> DIRECTION: Please copy the records below word for word, starting at their first line and stopping after the line that contains "comment-time: 1d bbox=[113, 377, 137, 400]".

> LISTED RECORDS:
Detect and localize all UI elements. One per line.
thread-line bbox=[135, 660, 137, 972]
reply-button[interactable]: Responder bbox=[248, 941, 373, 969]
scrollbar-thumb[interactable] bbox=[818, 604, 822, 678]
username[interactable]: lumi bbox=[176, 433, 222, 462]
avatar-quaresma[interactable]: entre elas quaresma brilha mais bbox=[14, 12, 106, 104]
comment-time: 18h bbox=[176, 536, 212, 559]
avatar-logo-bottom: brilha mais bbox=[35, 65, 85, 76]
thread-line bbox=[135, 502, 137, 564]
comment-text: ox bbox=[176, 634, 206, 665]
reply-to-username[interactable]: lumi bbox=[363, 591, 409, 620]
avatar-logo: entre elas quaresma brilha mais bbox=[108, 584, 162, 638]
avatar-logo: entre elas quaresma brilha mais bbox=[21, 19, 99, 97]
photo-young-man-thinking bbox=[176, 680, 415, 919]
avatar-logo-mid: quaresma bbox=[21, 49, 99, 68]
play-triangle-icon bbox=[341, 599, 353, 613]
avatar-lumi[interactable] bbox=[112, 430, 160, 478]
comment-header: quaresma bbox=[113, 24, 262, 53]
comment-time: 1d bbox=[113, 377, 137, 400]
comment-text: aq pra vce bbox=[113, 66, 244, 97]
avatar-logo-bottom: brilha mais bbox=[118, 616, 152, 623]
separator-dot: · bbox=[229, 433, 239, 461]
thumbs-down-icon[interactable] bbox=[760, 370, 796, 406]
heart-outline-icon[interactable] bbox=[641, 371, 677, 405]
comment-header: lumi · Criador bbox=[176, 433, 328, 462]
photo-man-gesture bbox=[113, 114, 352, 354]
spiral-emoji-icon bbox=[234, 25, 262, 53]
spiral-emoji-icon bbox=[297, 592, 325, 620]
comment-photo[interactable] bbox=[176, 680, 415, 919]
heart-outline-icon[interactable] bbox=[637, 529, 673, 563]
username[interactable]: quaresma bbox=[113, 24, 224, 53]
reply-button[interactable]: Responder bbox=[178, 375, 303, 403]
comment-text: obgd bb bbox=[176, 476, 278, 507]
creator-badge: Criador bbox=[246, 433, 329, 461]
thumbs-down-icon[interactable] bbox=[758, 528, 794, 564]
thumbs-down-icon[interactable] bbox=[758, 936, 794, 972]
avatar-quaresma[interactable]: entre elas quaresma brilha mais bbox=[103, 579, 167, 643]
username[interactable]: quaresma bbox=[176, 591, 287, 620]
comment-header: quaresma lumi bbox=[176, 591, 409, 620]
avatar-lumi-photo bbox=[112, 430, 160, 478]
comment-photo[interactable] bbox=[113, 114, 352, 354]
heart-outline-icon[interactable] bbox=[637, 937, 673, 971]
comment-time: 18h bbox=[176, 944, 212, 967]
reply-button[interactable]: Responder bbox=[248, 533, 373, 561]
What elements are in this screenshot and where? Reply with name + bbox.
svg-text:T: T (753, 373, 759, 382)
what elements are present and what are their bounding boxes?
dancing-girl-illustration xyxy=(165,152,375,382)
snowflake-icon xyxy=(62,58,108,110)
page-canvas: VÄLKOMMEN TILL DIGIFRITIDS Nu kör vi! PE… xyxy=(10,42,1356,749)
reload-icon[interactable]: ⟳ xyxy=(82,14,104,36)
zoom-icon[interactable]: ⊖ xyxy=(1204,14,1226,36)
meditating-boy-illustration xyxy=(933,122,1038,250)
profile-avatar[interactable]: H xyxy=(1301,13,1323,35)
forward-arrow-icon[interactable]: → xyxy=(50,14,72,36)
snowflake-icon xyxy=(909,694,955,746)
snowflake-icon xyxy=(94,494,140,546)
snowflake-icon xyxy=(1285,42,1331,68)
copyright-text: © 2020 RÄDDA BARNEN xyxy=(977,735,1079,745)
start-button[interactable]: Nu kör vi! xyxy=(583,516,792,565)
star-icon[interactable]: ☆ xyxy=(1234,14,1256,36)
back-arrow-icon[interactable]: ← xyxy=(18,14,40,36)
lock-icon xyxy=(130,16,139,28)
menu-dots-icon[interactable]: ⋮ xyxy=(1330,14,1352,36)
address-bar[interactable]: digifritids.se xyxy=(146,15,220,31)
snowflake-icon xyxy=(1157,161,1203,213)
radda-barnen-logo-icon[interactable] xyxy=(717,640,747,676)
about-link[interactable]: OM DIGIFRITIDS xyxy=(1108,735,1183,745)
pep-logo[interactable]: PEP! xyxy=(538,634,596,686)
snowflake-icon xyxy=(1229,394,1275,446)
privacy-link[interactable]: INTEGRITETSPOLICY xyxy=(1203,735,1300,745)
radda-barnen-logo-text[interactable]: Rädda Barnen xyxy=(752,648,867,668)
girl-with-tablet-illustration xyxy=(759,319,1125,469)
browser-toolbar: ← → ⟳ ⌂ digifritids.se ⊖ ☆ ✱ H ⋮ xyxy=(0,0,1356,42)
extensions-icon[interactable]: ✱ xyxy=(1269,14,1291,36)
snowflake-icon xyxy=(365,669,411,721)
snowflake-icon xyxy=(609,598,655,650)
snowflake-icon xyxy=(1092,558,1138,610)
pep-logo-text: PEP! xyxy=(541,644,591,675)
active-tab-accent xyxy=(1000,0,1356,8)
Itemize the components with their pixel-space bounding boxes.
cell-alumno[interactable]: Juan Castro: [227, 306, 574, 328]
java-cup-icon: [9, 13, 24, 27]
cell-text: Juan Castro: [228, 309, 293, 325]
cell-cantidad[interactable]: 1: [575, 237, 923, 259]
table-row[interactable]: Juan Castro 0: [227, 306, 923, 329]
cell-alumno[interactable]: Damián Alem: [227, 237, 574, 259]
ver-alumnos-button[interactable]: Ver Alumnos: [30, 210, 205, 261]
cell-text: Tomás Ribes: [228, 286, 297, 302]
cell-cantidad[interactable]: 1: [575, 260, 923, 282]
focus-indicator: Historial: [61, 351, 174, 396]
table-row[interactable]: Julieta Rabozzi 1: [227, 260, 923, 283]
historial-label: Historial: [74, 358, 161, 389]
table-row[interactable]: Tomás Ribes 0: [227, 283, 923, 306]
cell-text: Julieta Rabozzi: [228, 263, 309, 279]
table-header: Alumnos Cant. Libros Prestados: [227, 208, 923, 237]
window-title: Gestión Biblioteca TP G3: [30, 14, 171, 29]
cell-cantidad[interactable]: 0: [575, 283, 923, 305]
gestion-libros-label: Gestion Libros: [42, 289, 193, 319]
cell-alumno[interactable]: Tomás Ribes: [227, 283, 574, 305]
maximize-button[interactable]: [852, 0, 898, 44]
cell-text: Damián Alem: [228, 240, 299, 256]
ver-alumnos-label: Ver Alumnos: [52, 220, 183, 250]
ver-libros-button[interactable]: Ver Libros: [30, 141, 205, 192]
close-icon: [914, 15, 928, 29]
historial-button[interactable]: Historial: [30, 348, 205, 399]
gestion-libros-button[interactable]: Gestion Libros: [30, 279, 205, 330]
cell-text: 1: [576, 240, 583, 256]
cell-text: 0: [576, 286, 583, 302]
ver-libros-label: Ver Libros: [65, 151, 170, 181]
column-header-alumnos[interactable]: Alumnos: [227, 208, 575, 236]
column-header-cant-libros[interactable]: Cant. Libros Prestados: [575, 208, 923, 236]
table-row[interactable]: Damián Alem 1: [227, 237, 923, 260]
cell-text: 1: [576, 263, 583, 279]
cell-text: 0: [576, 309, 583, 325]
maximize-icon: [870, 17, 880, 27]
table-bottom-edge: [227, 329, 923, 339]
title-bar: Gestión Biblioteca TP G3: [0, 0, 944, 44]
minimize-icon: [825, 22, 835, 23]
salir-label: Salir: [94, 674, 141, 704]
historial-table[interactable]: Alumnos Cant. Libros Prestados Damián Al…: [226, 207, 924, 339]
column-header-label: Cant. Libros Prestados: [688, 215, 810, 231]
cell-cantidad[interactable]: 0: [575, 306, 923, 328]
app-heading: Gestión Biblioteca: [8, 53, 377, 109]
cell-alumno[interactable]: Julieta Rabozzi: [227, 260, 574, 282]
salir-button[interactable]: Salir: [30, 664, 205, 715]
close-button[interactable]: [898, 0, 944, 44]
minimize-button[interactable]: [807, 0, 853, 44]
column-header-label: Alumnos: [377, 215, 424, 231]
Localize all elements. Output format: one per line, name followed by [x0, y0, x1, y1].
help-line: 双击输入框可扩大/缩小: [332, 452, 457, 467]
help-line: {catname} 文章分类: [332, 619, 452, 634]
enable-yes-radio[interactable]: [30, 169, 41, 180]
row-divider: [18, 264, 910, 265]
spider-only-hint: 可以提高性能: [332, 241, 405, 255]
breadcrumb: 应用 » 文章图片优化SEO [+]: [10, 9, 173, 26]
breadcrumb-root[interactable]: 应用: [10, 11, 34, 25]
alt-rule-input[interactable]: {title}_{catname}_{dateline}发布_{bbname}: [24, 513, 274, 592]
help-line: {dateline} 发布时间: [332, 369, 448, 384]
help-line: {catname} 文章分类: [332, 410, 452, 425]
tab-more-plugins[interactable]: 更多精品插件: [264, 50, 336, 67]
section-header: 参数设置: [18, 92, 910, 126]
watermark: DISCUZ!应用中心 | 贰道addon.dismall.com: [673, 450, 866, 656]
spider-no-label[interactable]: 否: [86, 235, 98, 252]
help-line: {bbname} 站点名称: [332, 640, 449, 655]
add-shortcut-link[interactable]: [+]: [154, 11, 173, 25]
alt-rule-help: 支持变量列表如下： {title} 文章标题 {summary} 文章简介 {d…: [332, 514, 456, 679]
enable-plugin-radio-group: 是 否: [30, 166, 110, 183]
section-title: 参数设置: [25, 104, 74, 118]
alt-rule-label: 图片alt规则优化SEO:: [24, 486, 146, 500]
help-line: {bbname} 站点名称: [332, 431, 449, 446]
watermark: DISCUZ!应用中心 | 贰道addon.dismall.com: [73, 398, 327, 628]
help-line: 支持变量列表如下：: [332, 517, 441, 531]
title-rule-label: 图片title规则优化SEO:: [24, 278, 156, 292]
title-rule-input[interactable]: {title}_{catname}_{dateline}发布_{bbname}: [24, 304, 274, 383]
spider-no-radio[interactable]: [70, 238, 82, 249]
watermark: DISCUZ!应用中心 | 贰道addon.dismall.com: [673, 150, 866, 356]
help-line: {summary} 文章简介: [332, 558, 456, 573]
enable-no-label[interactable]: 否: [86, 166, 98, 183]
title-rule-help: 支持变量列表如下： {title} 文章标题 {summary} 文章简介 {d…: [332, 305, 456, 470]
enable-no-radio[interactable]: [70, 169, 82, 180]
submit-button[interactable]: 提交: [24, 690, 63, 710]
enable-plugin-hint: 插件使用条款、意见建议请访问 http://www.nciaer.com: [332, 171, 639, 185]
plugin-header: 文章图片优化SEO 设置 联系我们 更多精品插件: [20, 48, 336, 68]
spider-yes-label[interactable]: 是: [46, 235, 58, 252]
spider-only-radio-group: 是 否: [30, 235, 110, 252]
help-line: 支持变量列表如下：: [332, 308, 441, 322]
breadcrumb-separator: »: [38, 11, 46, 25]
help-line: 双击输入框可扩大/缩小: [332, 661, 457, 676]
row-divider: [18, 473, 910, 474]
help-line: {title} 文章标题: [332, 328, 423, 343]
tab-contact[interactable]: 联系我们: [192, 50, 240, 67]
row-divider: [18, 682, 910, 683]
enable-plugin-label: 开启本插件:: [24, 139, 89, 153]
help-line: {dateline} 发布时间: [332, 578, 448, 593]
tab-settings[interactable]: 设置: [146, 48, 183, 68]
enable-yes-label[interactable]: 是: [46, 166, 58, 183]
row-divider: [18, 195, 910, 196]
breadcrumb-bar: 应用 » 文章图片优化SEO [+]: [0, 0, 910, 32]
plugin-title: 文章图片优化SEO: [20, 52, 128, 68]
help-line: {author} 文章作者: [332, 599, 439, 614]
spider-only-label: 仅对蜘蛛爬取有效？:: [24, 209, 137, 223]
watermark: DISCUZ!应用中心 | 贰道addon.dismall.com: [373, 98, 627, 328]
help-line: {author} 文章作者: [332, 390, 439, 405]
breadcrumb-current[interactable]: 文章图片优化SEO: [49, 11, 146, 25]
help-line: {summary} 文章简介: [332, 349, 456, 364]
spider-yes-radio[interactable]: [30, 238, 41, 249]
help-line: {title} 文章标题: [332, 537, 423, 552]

> COMPLETED TASK:
Detect and localize all UI elements. One per line.
thread-line bbox=[135, 660, 137, 972]
reply-button[interactable]: Responder bbox=[248, 941, 373, 969]
scrollbar-thumb[interactable] bbox=[818, 604, 822, 678]
username[interactable]: lumi bbox=[176, 433, 222, 462]
avatar-quaresma[interactable]: entre elas quaresma brilha mais bbox=[14, 12, 106, 104]
comment-time: 18h bbox=[176, 536, 212, 559]
avatar-logo-bottom: brilha mais bbox=[35, 65, 85, 76]
thread-line bbox=[135, 502, 137, 564]
comment-text: ox bbox=[176, 634, 206, 665]
reply-to-username[interactable]: lumi bbox=[363, 591, 409, 620]
avatar-logo: entre elas quaresma brilha mais bbox=[108, 584, 162, 638]
avatar-logo: entre elas quaresma brilha mais bbox=[21, 19, 99, 97]
photo-young-man-thinking bbox=[176, 680, 415, 919]
avatar-logo-mid: quaresma bbox=[21, 49, 99, 68]
play-triangle-icon bbox=[341, 599, 353, 613]
avatar-lumi[interactable] bbox=[112, 430, 160, 478]
comment-header: quaresma bbox=[113, 24, 262, 53]
comment-time: 1d bbox=[113, 377, 137, 400]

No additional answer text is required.